[EXERCISE INPUT start]

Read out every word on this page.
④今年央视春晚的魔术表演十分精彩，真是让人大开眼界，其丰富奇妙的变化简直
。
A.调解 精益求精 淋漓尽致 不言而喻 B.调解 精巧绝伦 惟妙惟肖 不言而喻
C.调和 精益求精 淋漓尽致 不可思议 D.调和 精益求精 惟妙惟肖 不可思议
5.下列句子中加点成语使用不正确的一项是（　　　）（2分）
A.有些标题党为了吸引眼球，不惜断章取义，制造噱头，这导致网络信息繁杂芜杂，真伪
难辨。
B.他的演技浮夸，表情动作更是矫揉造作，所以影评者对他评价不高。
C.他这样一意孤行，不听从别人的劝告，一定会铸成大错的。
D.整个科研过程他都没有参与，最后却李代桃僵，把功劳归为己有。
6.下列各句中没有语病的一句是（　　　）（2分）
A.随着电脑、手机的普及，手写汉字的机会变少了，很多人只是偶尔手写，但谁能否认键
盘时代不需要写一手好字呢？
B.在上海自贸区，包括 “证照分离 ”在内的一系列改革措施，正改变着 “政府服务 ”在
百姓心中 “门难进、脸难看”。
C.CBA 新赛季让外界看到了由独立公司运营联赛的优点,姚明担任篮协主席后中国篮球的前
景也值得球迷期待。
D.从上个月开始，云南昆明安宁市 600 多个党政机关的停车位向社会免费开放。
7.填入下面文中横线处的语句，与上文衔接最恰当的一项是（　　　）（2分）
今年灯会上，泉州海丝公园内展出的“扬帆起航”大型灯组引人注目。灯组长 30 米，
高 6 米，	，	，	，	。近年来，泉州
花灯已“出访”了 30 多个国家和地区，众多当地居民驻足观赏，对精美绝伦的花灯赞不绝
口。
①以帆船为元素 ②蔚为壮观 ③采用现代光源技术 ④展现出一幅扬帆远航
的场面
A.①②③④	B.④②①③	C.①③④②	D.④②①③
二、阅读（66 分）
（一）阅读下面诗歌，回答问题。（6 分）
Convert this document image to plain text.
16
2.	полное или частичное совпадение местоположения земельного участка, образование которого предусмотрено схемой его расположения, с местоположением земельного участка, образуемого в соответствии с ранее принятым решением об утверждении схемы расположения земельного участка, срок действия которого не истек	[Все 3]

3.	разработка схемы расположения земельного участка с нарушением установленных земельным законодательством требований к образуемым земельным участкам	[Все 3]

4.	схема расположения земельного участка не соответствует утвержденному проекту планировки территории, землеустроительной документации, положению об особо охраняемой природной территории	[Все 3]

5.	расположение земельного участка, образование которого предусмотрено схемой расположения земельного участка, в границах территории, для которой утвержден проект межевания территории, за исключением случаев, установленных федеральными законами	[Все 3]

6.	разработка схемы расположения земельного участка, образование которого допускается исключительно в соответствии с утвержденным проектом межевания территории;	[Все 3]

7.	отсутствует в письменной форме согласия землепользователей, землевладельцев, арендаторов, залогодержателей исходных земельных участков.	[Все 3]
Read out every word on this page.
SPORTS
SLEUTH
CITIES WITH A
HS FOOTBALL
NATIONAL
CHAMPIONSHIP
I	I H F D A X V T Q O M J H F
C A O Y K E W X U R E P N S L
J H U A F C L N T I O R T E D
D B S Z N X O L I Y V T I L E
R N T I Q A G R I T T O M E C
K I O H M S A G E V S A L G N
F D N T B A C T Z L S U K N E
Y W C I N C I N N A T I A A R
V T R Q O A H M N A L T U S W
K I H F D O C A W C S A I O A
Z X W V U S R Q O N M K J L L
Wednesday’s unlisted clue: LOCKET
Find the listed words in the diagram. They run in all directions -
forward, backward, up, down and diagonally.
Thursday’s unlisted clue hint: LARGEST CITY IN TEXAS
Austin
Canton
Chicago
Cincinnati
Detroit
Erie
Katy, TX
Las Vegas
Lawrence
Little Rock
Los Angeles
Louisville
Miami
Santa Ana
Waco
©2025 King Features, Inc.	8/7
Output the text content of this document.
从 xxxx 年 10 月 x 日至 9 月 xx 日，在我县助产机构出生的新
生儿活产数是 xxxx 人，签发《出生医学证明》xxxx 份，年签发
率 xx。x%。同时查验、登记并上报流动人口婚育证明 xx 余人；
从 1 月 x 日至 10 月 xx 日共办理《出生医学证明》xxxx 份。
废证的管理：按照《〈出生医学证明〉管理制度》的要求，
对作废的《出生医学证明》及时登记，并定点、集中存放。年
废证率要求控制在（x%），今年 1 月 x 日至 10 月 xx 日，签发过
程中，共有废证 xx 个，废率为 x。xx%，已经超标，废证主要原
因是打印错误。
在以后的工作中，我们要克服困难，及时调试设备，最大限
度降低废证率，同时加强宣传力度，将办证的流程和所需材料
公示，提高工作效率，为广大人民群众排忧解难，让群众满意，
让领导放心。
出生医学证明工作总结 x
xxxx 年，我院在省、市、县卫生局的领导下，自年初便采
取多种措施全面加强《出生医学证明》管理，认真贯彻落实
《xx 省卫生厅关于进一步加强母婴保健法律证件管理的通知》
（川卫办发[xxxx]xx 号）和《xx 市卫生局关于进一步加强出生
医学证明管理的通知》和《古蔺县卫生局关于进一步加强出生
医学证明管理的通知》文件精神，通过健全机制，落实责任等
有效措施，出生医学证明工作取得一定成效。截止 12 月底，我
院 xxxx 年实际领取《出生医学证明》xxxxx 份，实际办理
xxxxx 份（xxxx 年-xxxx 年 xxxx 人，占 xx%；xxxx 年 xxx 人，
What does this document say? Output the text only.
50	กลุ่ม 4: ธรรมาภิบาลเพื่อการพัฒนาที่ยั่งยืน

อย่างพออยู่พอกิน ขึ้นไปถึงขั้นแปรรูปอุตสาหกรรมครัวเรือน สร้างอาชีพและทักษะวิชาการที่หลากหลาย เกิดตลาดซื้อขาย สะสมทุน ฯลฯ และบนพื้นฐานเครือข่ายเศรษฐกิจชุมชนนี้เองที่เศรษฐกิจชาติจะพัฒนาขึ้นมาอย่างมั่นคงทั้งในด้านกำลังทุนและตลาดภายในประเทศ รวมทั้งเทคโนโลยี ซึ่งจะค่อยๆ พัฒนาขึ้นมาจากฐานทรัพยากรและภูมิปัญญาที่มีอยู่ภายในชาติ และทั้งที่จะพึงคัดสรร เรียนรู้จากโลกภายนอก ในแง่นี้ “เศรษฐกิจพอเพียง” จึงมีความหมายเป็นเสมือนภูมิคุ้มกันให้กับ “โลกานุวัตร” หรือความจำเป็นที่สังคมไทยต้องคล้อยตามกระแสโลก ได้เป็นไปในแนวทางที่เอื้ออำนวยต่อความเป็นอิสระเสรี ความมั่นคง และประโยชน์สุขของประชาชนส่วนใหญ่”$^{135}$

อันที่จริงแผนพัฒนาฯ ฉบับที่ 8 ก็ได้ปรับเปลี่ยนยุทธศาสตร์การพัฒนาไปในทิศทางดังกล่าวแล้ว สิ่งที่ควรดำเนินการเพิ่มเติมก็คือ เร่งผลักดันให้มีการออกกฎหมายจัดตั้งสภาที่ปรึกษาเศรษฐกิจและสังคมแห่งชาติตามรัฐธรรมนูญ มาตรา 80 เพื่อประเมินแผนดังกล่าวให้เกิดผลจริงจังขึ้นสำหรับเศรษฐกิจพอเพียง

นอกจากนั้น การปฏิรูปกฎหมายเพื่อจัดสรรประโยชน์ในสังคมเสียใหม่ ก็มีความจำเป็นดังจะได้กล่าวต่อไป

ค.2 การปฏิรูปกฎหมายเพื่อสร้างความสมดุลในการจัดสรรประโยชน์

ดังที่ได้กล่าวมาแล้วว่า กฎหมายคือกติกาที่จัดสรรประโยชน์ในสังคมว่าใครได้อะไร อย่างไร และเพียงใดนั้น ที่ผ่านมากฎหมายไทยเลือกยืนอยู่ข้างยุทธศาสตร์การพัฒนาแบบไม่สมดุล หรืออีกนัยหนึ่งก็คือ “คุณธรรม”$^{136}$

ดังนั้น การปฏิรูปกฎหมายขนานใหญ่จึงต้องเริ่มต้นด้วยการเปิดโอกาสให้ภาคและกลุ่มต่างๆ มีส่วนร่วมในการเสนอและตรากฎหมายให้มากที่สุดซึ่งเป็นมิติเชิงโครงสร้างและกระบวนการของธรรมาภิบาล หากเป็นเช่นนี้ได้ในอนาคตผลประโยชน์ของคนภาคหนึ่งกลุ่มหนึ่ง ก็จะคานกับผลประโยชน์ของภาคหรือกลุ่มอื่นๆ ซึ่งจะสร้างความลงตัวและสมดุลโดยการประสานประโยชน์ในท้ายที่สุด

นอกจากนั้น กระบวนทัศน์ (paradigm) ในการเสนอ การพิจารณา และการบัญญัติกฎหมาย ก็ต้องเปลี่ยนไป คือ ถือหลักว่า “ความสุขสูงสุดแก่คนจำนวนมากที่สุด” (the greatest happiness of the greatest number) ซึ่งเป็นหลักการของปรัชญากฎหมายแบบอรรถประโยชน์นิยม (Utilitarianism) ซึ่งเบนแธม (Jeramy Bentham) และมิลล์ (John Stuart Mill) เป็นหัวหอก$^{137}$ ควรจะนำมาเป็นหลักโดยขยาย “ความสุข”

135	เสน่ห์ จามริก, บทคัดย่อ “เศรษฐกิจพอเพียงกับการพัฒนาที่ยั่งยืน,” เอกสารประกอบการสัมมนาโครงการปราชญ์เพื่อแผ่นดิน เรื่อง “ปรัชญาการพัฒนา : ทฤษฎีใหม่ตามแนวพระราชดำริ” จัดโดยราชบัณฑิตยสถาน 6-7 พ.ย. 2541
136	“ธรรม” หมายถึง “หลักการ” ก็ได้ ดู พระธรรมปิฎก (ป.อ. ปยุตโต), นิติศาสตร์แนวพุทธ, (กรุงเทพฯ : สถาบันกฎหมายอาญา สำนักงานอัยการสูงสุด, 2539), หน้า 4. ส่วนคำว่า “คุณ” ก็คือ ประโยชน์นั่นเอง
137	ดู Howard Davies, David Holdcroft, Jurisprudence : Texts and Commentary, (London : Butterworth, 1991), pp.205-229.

[EXERCISE INPUT end]

### PROBLEM REQUIREMENTS
Return all lines of the material above in which the word "惟妙惟肖" occurs.

### TASK RESPONSE
A.调解 精益求精 淋漓尽致 不言而喻 B.调解 精巧绝伦 惟妙惟肖 不言而喻
C.调和 精益求精 淋漓尽致 不可思议 D.调和 精益求精 惟妙惟肖 不可思议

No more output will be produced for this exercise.